• What this task involves: From the entries that follow, gather each line holding the word "JSON".

• Material shown:
··········

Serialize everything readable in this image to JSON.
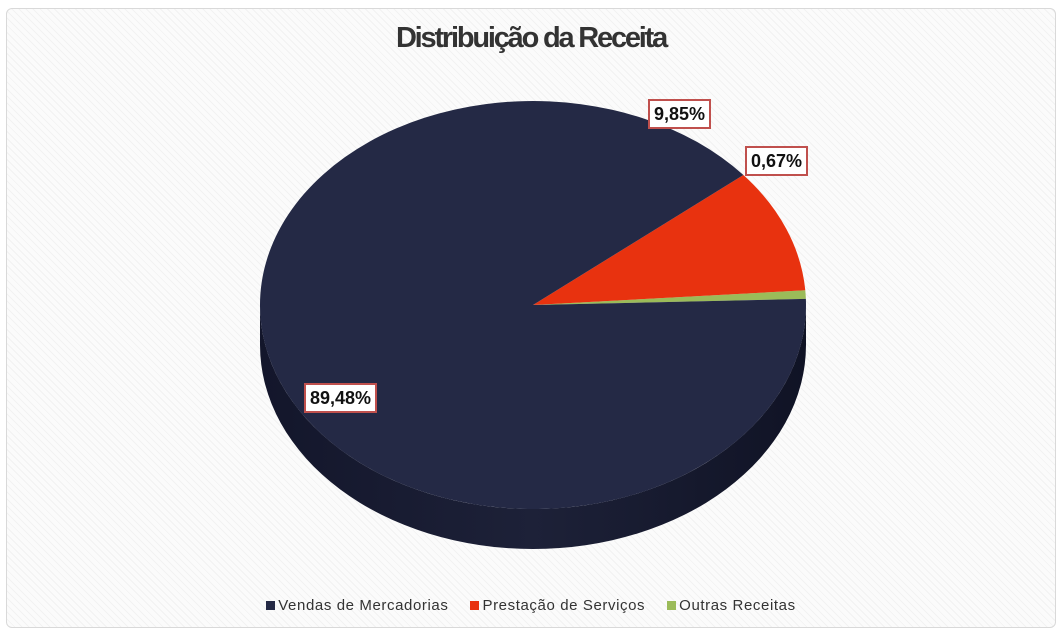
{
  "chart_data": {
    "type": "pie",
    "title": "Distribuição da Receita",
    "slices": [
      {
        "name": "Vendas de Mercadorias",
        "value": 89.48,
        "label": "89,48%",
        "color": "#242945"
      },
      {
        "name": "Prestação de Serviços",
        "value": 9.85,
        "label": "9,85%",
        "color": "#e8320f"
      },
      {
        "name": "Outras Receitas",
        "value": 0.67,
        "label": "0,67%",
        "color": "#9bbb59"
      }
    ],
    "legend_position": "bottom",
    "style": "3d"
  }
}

··········

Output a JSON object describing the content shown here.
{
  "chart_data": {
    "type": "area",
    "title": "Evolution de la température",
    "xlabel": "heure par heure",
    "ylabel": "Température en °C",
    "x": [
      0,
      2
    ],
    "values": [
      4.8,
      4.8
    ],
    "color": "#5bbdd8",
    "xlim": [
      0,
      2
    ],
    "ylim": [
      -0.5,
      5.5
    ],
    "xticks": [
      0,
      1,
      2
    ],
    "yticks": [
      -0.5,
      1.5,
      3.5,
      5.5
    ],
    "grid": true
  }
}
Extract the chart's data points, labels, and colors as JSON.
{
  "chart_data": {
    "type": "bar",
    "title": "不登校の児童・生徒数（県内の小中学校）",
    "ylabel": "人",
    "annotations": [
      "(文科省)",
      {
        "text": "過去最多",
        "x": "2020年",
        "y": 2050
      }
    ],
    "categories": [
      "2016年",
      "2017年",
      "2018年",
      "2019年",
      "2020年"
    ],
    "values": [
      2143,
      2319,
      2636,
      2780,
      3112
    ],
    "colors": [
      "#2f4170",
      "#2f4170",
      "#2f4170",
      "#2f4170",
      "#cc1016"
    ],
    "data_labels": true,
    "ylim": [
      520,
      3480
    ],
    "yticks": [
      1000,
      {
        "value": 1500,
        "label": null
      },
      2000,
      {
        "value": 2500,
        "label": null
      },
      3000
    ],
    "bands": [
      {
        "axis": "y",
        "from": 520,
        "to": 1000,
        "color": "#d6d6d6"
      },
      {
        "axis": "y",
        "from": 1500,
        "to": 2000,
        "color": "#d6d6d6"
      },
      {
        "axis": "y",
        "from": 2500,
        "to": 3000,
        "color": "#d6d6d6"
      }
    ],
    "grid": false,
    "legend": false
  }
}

··········

• Correct output:
Serialize everything readable in this image to JSON.
Output a JSON object describing the content shown here.
Extract the chart's data points, labels, and colors as JSON.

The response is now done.